BEGIN Passage provided

What’s next for the KU men’s basketball roster?

Kansas recruit Darryn Peterson watches during the first half of the Jayhawks’ home game against West Virginia on Tuesday, Dec. 31, 2024 at Allen Fieldhouse. Photo by Nick Krug
Providence, R.I. — The Kansas men’s basketball team will get an earlier start to its offseason than it ever has in the transfer-portal era following its uninspiring first-round exit from the 2025 NCAA Tournament.
The window for players to enter the portal opens on Monday and closes on April 22, though of course there are always numerous exceptions, particularly when it comes to players whose teams have undergone coaching changes — of which there are sure to be many among high-powered teams this offseason, following key moves like Darian DeVries’ from West Virginia to Indiana.
For KU, this offseason will be all about ensuring it has pieces in place to surround incoming freshman guard Darryn Peterson, a consensus top-three player nationally and ESPN’s projected top pick in the 2026 NBA Draft, whom head coach Bill Self has called the best player he has recruited during his time in Lawrence. Self said upon Peterson’s signing that he could also be “a catalyst to draw other players to our program.”
The Jayhawks plan to reevaluate their approach to finding the exact right players. As Self said after Thursday’s 79-72 loss to Arkansas, KU doesn’t have the same excuse for an underwhelming finish that it did last postseason, when it was debilitated by late-season injuries to Kevin McCullar Jr. and Hunter Dickinson.
“This year our roster was good enough to be competitive,” he said, “but it probably wasn’t the roster it needed to be to be talked about in a way that the best teams in America are talked about.”
KU won one combined tournament game over the course of back-to-back years in which it had been the nation’s preseason No. 1 team.

END Passage provided
BEGIN Supplied material

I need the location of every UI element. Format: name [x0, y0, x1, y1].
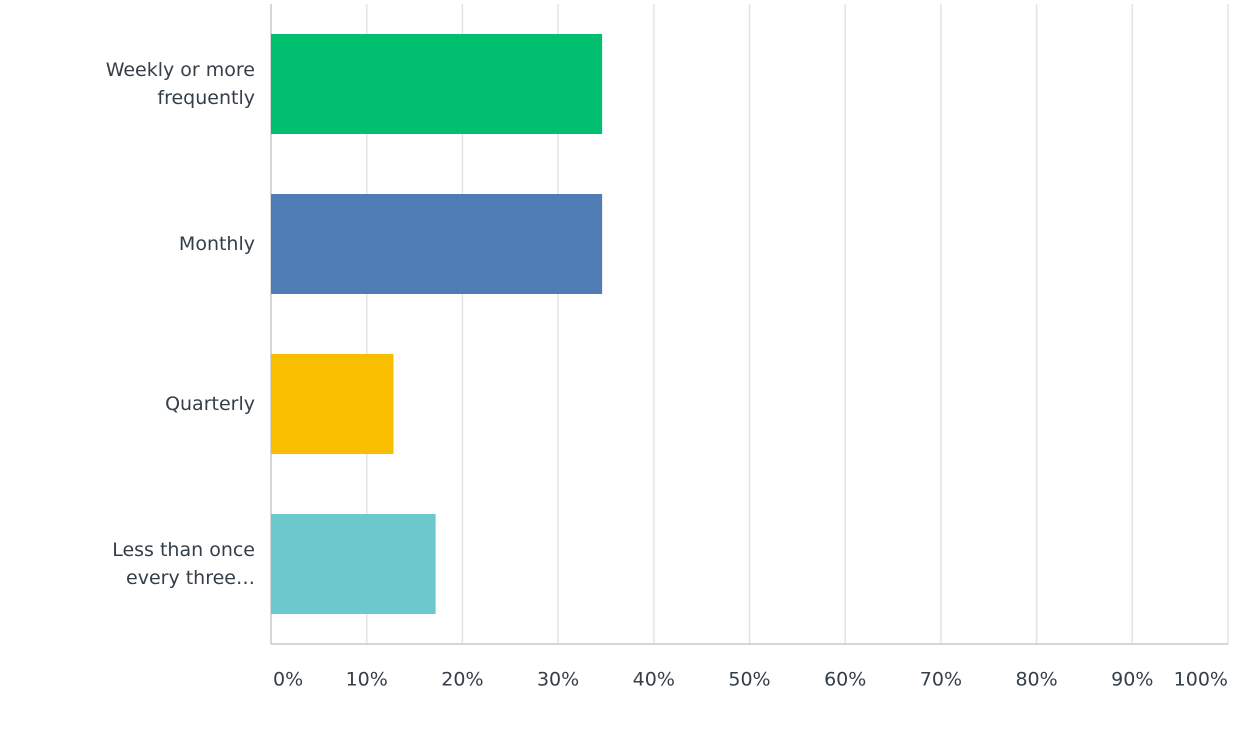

END Supplied material
BEGIN Supplied material

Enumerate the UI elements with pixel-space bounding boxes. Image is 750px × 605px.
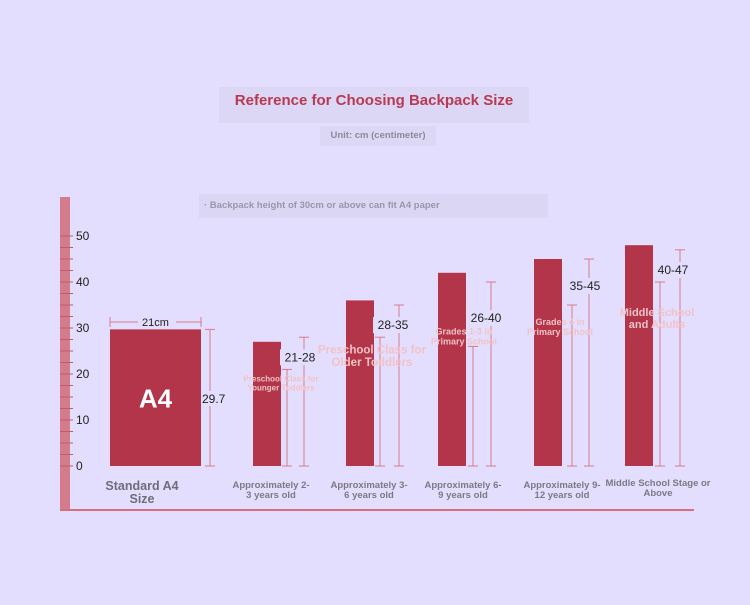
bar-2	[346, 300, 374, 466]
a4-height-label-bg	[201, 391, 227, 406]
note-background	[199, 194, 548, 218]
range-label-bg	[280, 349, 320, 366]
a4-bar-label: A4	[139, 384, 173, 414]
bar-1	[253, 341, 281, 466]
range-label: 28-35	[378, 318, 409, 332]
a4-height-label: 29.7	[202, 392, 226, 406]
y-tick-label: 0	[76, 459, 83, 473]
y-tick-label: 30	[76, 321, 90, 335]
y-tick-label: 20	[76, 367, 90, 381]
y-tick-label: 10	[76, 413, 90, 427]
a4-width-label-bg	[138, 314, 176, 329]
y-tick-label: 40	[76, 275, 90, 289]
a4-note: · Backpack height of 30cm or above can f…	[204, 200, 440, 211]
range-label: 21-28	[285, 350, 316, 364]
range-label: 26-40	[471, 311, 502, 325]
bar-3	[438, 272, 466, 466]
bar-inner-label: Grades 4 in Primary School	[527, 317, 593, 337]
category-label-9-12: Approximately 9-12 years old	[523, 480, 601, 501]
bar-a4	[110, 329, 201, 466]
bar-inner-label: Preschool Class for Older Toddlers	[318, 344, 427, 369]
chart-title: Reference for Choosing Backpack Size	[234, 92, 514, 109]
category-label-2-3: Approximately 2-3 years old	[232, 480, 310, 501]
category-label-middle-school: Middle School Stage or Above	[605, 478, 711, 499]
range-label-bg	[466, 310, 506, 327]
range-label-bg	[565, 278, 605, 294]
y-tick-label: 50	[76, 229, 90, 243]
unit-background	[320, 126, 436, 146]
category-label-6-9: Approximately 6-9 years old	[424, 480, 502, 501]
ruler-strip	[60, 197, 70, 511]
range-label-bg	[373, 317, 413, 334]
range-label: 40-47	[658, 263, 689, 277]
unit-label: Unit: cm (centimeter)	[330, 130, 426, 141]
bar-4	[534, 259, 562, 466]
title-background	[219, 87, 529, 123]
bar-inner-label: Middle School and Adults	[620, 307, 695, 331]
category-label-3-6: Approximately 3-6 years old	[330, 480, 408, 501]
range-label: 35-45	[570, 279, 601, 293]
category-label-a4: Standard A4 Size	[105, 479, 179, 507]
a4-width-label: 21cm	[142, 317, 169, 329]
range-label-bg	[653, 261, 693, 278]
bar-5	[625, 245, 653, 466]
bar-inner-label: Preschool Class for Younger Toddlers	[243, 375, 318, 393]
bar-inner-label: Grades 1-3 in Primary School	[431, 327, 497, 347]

END Supplied material
BEGIN Supplied material

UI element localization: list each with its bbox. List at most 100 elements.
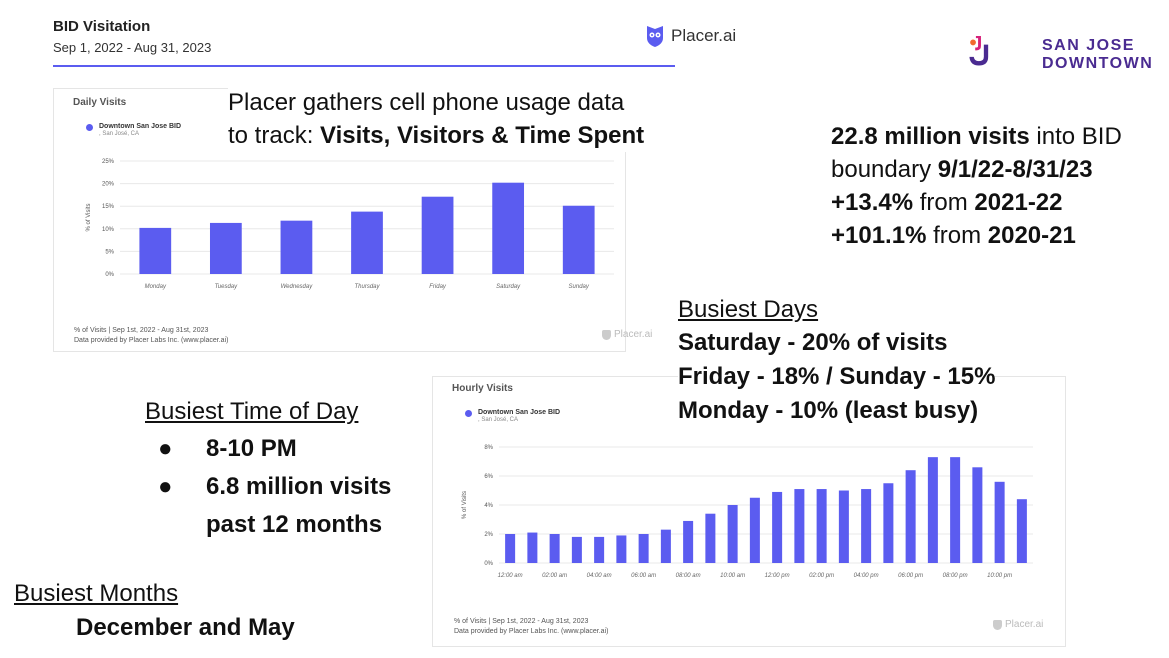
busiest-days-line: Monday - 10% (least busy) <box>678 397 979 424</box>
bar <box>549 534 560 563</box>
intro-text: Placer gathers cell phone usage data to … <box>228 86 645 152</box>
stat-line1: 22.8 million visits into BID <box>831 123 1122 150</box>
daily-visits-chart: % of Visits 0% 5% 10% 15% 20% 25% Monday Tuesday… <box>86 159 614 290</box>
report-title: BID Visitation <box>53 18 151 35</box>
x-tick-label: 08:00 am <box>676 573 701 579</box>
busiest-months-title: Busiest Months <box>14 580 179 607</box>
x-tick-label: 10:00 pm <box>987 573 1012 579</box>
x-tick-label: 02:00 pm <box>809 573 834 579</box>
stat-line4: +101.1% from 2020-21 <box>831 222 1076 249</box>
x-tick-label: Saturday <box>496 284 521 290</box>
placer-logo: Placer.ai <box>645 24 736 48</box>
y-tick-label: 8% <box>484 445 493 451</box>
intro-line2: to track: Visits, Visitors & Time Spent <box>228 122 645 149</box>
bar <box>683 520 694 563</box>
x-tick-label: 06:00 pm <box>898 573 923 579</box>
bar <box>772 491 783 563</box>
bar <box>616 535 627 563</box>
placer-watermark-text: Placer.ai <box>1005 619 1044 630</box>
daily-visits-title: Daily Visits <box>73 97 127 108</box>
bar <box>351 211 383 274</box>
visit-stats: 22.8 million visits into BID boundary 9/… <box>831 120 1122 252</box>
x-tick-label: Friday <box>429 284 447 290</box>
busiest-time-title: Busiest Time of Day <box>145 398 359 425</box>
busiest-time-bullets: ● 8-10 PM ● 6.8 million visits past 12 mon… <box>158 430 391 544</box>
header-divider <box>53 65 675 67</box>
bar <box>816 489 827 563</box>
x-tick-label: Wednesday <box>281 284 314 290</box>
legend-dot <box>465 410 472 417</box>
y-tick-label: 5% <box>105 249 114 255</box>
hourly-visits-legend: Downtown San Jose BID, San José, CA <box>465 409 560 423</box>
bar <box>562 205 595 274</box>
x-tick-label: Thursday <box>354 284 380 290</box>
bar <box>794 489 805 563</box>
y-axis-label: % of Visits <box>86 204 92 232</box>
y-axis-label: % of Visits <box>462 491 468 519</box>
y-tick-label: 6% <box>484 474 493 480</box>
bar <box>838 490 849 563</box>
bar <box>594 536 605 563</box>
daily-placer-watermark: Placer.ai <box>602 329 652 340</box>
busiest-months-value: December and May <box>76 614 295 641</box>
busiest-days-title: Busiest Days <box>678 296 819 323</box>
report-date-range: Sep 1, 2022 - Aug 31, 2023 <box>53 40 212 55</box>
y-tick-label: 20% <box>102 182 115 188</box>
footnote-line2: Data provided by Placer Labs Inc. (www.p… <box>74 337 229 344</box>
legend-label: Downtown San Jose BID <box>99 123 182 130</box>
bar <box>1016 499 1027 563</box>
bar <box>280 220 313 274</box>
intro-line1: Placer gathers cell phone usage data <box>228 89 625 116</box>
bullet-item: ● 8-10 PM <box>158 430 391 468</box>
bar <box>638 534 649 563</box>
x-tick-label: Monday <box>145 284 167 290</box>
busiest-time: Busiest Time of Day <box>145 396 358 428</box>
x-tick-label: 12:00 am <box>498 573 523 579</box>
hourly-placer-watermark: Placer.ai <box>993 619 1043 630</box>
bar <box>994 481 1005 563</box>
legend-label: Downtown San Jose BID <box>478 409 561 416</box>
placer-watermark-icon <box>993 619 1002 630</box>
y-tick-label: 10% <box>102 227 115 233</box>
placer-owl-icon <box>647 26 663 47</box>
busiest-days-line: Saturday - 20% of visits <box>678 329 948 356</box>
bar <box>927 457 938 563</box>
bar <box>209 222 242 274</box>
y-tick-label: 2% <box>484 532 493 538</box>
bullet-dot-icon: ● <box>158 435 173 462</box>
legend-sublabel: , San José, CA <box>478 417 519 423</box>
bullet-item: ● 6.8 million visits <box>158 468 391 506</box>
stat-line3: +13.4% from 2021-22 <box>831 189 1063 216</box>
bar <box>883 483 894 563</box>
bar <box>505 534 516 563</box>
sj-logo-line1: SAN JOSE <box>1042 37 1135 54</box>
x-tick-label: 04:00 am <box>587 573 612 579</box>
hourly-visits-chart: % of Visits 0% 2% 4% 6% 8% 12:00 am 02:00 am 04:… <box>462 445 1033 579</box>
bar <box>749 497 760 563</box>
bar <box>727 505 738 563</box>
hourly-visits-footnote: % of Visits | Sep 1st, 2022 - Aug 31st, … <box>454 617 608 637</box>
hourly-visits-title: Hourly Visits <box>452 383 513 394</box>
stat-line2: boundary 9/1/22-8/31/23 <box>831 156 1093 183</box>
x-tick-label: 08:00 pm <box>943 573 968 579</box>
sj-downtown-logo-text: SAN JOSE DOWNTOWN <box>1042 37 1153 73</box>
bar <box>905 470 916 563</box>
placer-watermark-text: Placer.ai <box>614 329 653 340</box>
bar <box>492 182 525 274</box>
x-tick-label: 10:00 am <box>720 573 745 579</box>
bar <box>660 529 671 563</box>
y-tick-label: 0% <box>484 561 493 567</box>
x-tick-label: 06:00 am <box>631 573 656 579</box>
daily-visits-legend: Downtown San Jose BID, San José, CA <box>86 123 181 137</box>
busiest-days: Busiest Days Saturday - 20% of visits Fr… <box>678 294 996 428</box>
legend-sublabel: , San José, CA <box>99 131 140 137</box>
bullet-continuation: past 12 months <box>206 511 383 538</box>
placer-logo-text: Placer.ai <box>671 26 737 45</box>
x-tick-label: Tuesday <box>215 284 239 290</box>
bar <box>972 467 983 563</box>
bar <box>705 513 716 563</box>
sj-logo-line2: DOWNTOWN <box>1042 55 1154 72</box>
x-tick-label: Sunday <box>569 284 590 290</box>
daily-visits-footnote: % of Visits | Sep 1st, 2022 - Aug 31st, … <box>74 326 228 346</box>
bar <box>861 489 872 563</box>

END Supplied material

# [Given instruction]
Answer these questions from the article about the KU men's basketball roster:
1. On what date does the transfer-portal window close?
2. Which team beat Kansas on Thursday, and what was the score?
3. Which two players' late-season injuries hurt Kansas in the previous postseason?

# [Problem solution]
1. April 22.
2. Arkansas, 79-72.
3. Kevin McCullar Jr. and Hunter Dickinson.